Extracted data entries

## START

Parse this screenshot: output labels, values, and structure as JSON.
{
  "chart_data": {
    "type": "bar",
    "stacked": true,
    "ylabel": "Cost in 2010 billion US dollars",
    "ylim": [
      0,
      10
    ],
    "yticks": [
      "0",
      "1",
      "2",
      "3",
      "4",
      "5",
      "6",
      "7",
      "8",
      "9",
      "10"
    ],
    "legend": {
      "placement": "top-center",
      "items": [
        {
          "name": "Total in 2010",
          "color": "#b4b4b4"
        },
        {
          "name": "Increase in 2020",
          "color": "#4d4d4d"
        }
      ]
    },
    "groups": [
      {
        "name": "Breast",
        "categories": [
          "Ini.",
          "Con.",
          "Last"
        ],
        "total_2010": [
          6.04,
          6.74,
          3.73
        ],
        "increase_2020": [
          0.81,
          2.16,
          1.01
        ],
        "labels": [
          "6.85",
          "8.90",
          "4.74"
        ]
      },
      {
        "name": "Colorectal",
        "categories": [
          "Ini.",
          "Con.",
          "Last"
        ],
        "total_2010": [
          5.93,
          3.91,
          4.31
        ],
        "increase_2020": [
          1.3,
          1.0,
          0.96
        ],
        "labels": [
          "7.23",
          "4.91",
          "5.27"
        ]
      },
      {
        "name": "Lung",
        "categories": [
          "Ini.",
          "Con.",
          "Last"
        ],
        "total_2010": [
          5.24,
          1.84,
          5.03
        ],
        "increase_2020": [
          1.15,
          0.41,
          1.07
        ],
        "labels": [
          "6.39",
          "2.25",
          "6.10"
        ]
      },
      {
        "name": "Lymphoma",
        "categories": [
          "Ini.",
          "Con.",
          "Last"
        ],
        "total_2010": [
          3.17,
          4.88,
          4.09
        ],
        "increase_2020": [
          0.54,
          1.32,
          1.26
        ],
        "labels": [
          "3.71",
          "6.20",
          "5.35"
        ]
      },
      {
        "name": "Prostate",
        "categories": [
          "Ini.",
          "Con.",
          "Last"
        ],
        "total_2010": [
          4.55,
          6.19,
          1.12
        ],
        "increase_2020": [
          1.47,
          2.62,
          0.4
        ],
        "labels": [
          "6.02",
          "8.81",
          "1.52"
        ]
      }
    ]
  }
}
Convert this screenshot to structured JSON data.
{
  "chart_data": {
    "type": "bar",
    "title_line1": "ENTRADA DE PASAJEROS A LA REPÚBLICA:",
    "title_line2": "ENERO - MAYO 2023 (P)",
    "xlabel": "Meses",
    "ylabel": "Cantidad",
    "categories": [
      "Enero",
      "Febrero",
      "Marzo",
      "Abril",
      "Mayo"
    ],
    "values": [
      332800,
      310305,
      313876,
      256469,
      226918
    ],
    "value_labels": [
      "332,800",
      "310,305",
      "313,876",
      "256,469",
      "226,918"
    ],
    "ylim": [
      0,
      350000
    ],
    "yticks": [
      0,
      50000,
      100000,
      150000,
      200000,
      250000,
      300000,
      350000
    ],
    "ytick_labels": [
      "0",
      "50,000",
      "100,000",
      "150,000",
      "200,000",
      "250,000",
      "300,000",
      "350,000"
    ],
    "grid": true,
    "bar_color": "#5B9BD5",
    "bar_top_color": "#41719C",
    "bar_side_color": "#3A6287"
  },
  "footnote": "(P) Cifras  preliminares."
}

## END

§ **What you have to do**
Write out the whole listing again. Match it word for word.

§ **Finished exercise**
Parse this screenshot: output labels, values, and structure as JSON.
{
  "chart_data": {
    "type": "bar",
    "stacked": true,
    "ylabel": "Cost in 2010 billion US dollars",
    "ylim": [
      0,
      10
    ],
    "yticks": [
      "0",
      "1",
      "2",
      "3",
      "4",
      "5",
      "6",
      "7",
      "8",
      "9",
      "10"
    ],
    "legend": {
      "placement": "top-center",
      "items": [
        {
          "name": "Total in 2010",
          "color": "#b4b4b4"
        },
        {
          "name": "Increase in 2020",
          "color": "#4d4d4d"
        }
      ]
    },
    "groups": [
      {
        "name": "Breast",
        "categories": [
          "Ini.",
          "Con.",
          "Last"
        ],
        "total_2010": [
          6.04,
          6.74,
          3.73
        ],
        "increase_2020": [
          0.81,
          2.16,
          1.01
        ],
        "labels": [
          "6.85",
          "8.90",
          "4.74"
        ]
      },
      {
        "name": "Colorectal",
        "categories": [
          "Ini.",
          "Con.",
          "Last"
        ],
        "total_2010": [
          5.93,
          3.91,
          4.31
        ],
        "increase_2020": [
          1.3,
          1.0,
          0.96
        ],
        "labels": [
          "7.23",
          "4.91",
          "5.27"
        ]
      },
      {
        "name": "Lung",
        "categories": [
          "Ini.",
          "Con.",
          "Last"
        ],
        "total_2010": [
          5.24,
          1.84,
          5.03
        ],
        "increase_2020": [
          1.15,
          0.41,
          1.07
        ],
        "labels": [
          "6.39",
          "2.25",
          "6.10"
        ]
      },
      {
        "name": "Lymphoma",
        "categories": [
          "Ini.",
          "Con.",
          "Last"
        ],
        "total_2010": [
          3.17,
          4.88,
          4.09
        ],
        "increase_2020": [
          0.54,
          1.32,
          1.26
        ],
        "labels": [
          "3.71",
          "6.20",
          "5.35"
        ]
      },
      {
        "name": "Prostate",
        "categories": [
          "Ini.",
          "Con.",
          "Last"
        ],
        "total_2010": [
          4.55,
          6.19,
          1.12
        ],
        "increase_2020": [
          1.47,
          2.62,
          0.4
        ],
        "labels": [
          "6.02",
          "8.81",
          "1.52"
        ]
      }
    ]
  }
}
Convert this screenshot to structured JSON data.
{
  "chart_data": {
    "type": "bar",
    "title_line1": "ENTRADA DE PASAJEROS A LA REPÚBLICA:",
    "title_line2": "ENERO - MAYO 2023 (P)",
    "xlabel": "Meses",
    "ylabel": "Cantidad",
    "categories": [
      "Enero",
      "Febrero",
      "Marzo",
      "Abril",
      "Mayo"
    ],
    "values": [
      332800,
      310305,
      313876,
      256469,
      226918
    ],
    "value_labels": [
      "332,800",
      "310,305",
      "313,876",
      "256,469",
      "226,918"
    ],
    "ylim": [
      0,
      350000
    ],
    "yticks": [
      0,
      50000,
      100000,
      150000,
      200000,
      250000,
      300000,
      350000
    ],
    "ytick_labels": [
      "0",
      "50,000",
      "100,000",
      "150,000",
      "200,000",
      "250,000",
      "300,000",
      "350,000"
    ],
    "grid": true,
    "bar_color": "#5B9BD5",
    "bar_top_color": "#41719C",
    "bar_side_color": "#3A6287"
  },
  "footnote": "(P) Cifras  preliminares."
}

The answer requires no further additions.